Items listed in a dataset:
-------------------------
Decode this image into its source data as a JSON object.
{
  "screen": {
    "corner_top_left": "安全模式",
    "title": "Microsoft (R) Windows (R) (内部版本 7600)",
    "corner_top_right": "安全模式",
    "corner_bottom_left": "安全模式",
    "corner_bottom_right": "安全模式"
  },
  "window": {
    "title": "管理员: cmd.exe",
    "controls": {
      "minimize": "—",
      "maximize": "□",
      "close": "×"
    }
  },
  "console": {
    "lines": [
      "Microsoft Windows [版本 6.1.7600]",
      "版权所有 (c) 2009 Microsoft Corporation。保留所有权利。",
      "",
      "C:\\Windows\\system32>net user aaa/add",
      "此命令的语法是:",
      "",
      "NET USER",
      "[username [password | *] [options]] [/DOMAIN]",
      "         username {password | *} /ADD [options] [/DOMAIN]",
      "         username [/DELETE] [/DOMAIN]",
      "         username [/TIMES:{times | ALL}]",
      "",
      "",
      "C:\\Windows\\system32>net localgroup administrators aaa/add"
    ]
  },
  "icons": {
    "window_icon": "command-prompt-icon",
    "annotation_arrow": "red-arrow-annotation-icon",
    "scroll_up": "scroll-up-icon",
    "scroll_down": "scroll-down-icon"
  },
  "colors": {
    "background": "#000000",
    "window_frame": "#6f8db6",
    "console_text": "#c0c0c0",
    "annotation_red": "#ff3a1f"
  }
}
-------------------------
WHAT IS REQUIRED: Without leaving anything out, give the entries again exactly.

FINISHED EXERCISE:
Decode this image into its source data as a JSON object.
{
  "screen": {
    "corner_top_left": "安全模式",
    "title": "Microsoft (R) Windows (R) (内部版本 7600)",
    "corner_top_right": "安全模式",
    "corner_bottom_left": "安全模式",
    "corner_bottom_right": "安全模式"
  },
  "window": {
    "title": "管理员: cmd.exe",
    "controls": {
      "minimize": "—",
      "maximize": "□",
      "close": "×"
    }
  },
  "console": {
    "lines": [
      "Microsoft Windows [版本 6.1.7600]",
      "版权所有 (c) 2009 Microsoft Corporation。保留所有权利。",
      "",
      "C:\\Windows\\system32>net user aaa/add",
      "此命令的语法是:",
      "",
      "NET USER",
      "[username [password | *] [options]] [/DOMAIN]",
      "         username {password | *} /ADD [options] [/DOMAIN]",
      "         username [/DELETE] [/DOMAIN]",
      "         username [/TIMES:{times | ALL}]",
      "",
      "",
      "C:\\Windows\\system32>net localgroup administrators aaa/add"
    ]
  },
  "icons": {
    "window_icon": "command-prompt-icon",
    "annotation_arrow": "red-arrow-annotation-icon",
    "scroll_up": "scroll-up-icon",
    "scroll_down": "scroll-down-icon"
  },
  "colors": {
    "background": "#000000",
    "window_frame": "#6f8db6",
    "console_text": "#c0c0c0",
    "annotation_red": "#ff3a1f"
  }
}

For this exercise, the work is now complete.